** Information provided follows **

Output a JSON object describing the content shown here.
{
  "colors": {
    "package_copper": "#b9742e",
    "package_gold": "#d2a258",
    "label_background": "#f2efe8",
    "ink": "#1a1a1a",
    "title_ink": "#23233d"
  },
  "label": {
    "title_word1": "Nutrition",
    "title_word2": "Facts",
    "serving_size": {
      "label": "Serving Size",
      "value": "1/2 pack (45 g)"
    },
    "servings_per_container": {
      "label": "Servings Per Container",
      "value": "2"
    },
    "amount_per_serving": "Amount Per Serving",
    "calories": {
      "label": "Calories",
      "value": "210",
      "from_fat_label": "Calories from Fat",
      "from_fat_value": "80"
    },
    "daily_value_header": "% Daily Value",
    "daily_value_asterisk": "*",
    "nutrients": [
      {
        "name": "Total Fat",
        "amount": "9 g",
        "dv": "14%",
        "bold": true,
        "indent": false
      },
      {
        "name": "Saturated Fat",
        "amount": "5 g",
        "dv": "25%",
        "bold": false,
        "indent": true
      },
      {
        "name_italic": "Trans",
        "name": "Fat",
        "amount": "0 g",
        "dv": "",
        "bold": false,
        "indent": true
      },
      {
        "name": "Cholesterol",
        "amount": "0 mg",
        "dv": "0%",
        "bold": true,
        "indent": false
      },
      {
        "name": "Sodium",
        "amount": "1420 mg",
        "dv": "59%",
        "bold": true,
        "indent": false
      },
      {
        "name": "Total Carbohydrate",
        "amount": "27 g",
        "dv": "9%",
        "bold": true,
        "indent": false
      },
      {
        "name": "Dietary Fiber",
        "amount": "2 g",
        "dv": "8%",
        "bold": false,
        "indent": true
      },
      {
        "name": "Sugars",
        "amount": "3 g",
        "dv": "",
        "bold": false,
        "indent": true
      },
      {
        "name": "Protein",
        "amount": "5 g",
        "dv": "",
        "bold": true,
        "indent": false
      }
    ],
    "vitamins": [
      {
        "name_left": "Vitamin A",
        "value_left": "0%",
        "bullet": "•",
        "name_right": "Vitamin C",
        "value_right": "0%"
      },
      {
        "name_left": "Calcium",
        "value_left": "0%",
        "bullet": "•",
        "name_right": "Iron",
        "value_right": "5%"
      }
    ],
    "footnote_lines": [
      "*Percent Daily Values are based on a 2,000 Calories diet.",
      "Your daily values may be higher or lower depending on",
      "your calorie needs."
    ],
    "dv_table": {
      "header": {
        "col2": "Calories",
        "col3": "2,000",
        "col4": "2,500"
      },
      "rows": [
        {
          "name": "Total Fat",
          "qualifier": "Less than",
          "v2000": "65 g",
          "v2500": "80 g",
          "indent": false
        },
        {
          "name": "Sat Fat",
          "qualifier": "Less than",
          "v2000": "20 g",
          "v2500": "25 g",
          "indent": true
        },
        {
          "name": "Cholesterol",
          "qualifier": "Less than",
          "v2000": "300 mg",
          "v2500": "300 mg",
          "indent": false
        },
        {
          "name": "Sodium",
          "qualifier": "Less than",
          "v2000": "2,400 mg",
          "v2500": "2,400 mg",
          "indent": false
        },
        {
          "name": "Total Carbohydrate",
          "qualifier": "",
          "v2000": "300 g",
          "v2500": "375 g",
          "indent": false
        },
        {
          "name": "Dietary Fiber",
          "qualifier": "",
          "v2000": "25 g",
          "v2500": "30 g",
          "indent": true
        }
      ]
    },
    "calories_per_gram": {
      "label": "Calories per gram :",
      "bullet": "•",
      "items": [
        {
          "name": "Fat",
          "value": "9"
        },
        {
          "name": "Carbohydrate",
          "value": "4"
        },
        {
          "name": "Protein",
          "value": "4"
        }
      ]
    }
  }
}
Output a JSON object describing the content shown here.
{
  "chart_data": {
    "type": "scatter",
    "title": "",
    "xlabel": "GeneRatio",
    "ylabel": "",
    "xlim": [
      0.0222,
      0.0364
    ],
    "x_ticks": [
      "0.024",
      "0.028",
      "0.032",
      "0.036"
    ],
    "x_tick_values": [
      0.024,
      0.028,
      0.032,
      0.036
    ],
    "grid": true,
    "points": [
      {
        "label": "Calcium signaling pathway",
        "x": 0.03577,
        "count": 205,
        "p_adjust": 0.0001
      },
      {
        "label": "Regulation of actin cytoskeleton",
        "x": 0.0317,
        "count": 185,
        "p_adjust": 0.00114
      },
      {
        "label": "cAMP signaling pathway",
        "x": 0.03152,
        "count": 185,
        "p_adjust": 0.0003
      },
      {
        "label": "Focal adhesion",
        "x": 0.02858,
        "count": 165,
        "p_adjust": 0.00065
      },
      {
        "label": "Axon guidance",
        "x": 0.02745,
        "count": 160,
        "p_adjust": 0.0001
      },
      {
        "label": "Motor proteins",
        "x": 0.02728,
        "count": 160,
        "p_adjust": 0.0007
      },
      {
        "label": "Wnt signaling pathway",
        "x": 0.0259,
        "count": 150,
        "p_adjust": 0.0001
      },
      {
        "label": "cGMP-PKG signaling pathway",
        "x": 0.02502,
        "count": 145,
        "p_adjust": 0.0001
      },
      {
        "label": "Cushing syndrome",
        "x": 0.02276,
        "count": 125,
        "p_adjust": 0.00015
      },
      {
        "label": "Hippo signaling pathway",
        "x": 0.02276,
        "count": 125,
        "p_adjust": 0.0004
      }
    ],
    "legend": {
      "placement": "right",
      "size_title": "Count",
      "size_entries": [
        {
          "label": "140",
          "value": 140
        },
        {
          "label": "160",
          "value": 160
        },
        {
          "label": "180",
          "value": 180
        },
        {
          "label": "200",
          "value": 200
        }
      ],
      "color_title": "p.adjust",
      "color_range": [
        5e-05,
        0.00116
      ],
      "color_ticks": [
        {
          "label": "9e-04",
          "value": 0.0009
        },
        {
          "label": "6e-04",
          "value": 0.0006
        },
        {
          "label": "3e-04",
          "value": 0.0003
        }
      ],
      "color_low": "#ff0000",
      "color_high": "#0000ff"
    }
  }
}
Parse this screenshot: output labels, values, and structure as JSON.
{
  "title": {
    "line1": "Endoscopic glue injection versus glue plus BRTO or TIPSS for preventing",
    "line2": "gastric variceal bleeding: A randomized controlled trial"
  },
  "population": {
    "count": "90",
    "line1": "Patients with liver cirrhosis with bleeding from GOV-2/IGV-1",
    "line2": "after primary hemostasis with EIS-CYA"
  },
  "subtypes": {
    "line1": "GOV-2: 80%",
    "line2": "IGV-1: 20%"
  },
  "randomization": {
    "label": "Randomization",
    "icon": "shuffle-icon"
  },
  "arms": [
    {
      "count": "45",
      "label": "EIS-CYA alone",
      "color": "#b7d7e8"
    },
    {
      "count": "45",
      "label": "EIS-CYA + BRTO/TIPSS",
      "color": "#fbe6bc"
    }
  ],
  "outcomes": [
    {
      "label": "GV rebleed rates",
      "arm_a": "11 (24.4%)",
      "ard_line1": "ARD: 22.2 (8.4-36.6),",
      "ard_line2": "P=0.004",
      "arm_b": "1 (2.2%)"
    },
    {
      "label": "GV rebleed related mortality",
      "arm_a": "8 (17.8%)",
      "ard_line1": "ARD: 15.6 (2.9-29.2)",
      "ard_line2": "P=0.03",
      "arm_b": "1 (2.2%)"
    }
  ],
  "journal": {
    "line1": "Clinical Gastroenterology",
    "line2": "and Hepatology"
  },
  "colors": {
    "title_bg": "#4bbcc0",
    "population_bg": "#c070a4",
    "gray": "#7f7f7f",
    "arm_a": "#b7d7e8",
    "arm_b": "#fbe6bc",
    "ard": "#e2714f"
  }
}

** End of Information provided **

■ **Work item**
Starting at the top of the listing above, write out every line exactly as it appears.

■ **Answer to the exercise**
Output a JSON object describing the content shown here.
{
  "colors": {
    "package_copper": "#b9742e",
    "package_gold": "#d2a258",
    "label_background": "#f2efe8",
    "ink": "#1a1a1a",
    "title_ink": "#23233d"
  },
  "label": {
    "title_word1": "Nutrition",
    "title_word2": "Facts",
    "serving_size": {
      "label": "Serving Size",
      "value": "1/2 pack (45 g)"
    },
    "servings_per_container": {
      "label": "Servings Per Container",
      "value": "2"
    },
    "amount_per_serving": "Amount Per Serving",
    "calories": {
      "label": "Calories",
      "value": "210",
      "from_fat_label": "Calories from Fat",
      "from_fat_value": "80"
    },
    "daily_value_header": "% Daily Value",
    "daily_value_asterisk": "*",
    "nutrients": [
      {
        "name": "Total Fat",
        "amount": "9 g",
        "dv": "14%",
        "bold": true,
        "indent": false
      },
      {
        "name": "Saturated Fat",
        "amount": "5 g",
        "dv": "25%",
        "bold": false,
        "indent": true
      },
      {
        "name_italic": "Trans",
        "name": "Fat",
        "amount": "0 g",
        "dv": "",
        "bold": false,
        "indent": true
      },
      {
        "name": "Cholesterol",
        "amount": "0 mg",
        "dv": "0%",
        "bold": true,
        "indent": false
      },
      {
        "name": "Sodium",
        "amount": "1420 mg",
        "dv": "59%",
        "bold": true,
        "indent": false
      },
      {
        "name": "Total Carbohydrate",
        "amount": "27 g",
        "dv": "9%",
        "bold": true,
        "indent": false
      },
      {
        "name": "Dietary Fiber",
        "amount": "2 g",
        "dv": "8%",
        "bold": false,
        "indent": true
      },
      {
        "name": "Sugars",
        "amount": "3 g",
        "dv": "",
        "bold": false,
        "indent": true
      },
      {
        "name": "Protein",
        "amount": "5 g",
        "dv": "",
        "bold": true,
        "indent": false
      }
    ],
    "vitamins": [
      {
        "name_left": "Vitamin A",
        "value_left": "0%",
        "bullet": "•",
        "name_right": "Vitamin C",
        "value_right": "0%"
      },
      {
        "name_left": "Calcium",
        "value_left": "0%",
        "bullet": "•",
        "name_right": "Iron",
        "value_right": "5%"
      }
    ],
    "footnote_lines": [
      "*Percent Daily Values are based on a 2,000 Calories diet.",
      "Your daily values may be higher or lower depending on",
      "your calorie needs."
    ],
    "dv_table": {
      "header": {
        "col2": "Calories",
        "col3": "2,000",
        "col4": "2,500"
      },
      "rows": [
        {
          "name": "Total Fat",
          "qualifier": "Less than",
          "v2000": "65 g",
          "v2500": "80 g",
          "indent": false
        },
        {
          "name": "Sat Fat",
          "qualifier": "Less than",
          "v2000": "20 g",
          "v2500": "25 g",
          "indent": true
        },
        {
          "name": "Cholesterol",
          "qualifier": "Less than",
          "v2000": "300 mg",
          "v2500": "300 mg",
          "indent": false
        },
        {
          "name": "Sodium",
          "qualifier": "Less than",
          "v2000": "2,400 mg",
          "v2500": "2,400 mg",
          "indent": false
        },
        {
          "name": "Total Carbohydrate",
          "qualifier": "",
          "v2000": "300 g",
          "v2500": "375 g",
          "indent": false
        },
        {
          "name": "Dietary Fiber",
          "qualifier": "",
          "v2000": "25 g",
          "v2500": "30 g",
          "indent": true
        }
      ]
    },
    "calories_per_gram": {
      "label": "Calories per gram :",
      "bullet": "•",
      "items": [
        {
          "name": "Fat",
          "value": "9"
        },
        {
          "name": "Carbohydrate",
          "value": "4"
        },
        {
          "name": "Protein",
          "value": "4"
        }
      ]
    }
  }
}
Output a JSON object describing the content shown here.
{
  "chart_data": {
    "type": "scatter",
    "title": "",
    "xlabel": "GeneRatio",
    "ylabel": "",
    "xlim": [
      0.0222,
      0.0364
    ],
    "x_ticks": [
      "0.024",
      "0.028",
      "0.032",
      "0.036"
    ],
    "x_tick_values": [
      0.024,
      0.028,
      0.032,
      0.036
    ],
    "grid": true,
    "points": [
      {
        "label": "Calcium signaling pathway",
        "x": 0.03577,
        "count": 205,
        "p_adjust": 0.0001
      },
      {
        "label": "Regulation of actin cytoskeleton",
        "x": 0.0317,
        "count": 185,
        "p_adjust": 0.00114
      },
      {
        "label": "cAMP signaling pathway",
        "x": 0.03152,
        "count": 185,
        "p_adjust": 0.0003
      },
      {
        "label": "Focal adhesion",
        "x": 0.02858,
        "count": 165,
        "p_adjust": 0.00065
      },
      {
        "label": "Axon guidance",
        "x": 0.02745,
        "count": 160,
        "p_adjust": 0.0001
      },
      {
        "label": "Motor proteins",
        "x": 0.02728,
        "count": 160,
        "p_adjust": 0.0007
      },
      {
        "label": "Wnt signaling pathway",
        "x": 0.0259,
        "count": 150,
        "p_adjust": 0.0001
      },
      {
        "label": "cGMP-PKG signaling pathway",
        "x": 0.02502,
        "count": 145,
        "p_adjust": 0.0001
      },
      {
        "label": "Cushing syndrome",
        "x": 0.02276,
        "count": 125,
        "p_adjust": 0.00015
      },
      {
        "label": "Hippo signaling pathway",
        "x": 0.02276,
        "count": 125,
        "p_adjust": 0.0004
      }
    ],
    "legend": {
      "placement": "right",
      "size_title": "Count",
      "size_entries": [
        {
          "label": "140",
          "value": 140
        },
        {
          "label": "160",
          "value": 160
        },
        {
          "label": "180",
          "value": 180
        },
        {
          "label": "200",
          "value": 200
        }
      ],
      "color_title": "p.adjust",
      "color_range": [
        5e-05,
        0.00116
      ],
      "color_ticks": [
        {
          "label": "9e-04",
          "value": 0.0009
        },
        {
          "label": "6e-04",
          "value": 0.0006
        },
        {
          "label": "3e-04",
          "value": 0.0003
        }
      ],
      "color_low": "#ff0000",
      "color_high": "#0000ff"
    }
  }
}
Parse this screenshot: output labels, values, and structure as JSON.
{
  "title": {
    "line1": "Endoscopic glue injection versus glue plus BRTO or TIPSS for preventing",
    "line2": "gastric variceal bleeding: A randomized controlled trial"
  },
  "population": {
    "count": "90",
    "line1": "Patients with liver cirrhosis with bleeding from GOV-2/IGV-1",
    "line2": "after primary hemostasis with EIS-CYA"
  },
  "subtypes": {
    "line1": "GOV-2: 80%",
    "line2": "IGV-1: 20%"
  },
  "randomization": {
    "label": "Randomization",
    "icon": "shuffle-icon"
  },
  "arms": [
    {
      "count": "45",
      "label": "EIS-CYA alone",
      "color": "#b7d7e8"
    },
    {
      "count": "45",
      "label": "EIS-CYA + BRTO/TIPSS",
      "color": "#fbe6bc"
    }
  ],
  "outcomes": [
    {
      "label": "GV rebleed rates",
      "arm_a": "11 (24.4%)",
      "ard_line1": "ARD: 22.2 (8.4-36.6),",
      "ard_line2": "P=0.004",
      "arm_b": "1 (2.2%)"
    },
    {
      "label": "GV rebleed related mortality",
      "arm_a": "8 (17.8%)",
      "ard_line1": "ARD: 15.6 (2.9-29.2)",
      "ard_line2": "P=0.03",
      "arm_b": "1 (2.2%)"
    }
  ],
  "journal": {
    "line1": "Clinical Gastroenterology",
    "line2": "and Hepatology"
  },
  "colors": {
    "title_bg": "#4bbcc0",
    "population_bg": "#c070a4",
    "gray": "#7f7f7f",
    "arm_a": "#b7d7e8",
    "arm_b": "#fbe6bc",
    "ard": "#e2714f"
  }
}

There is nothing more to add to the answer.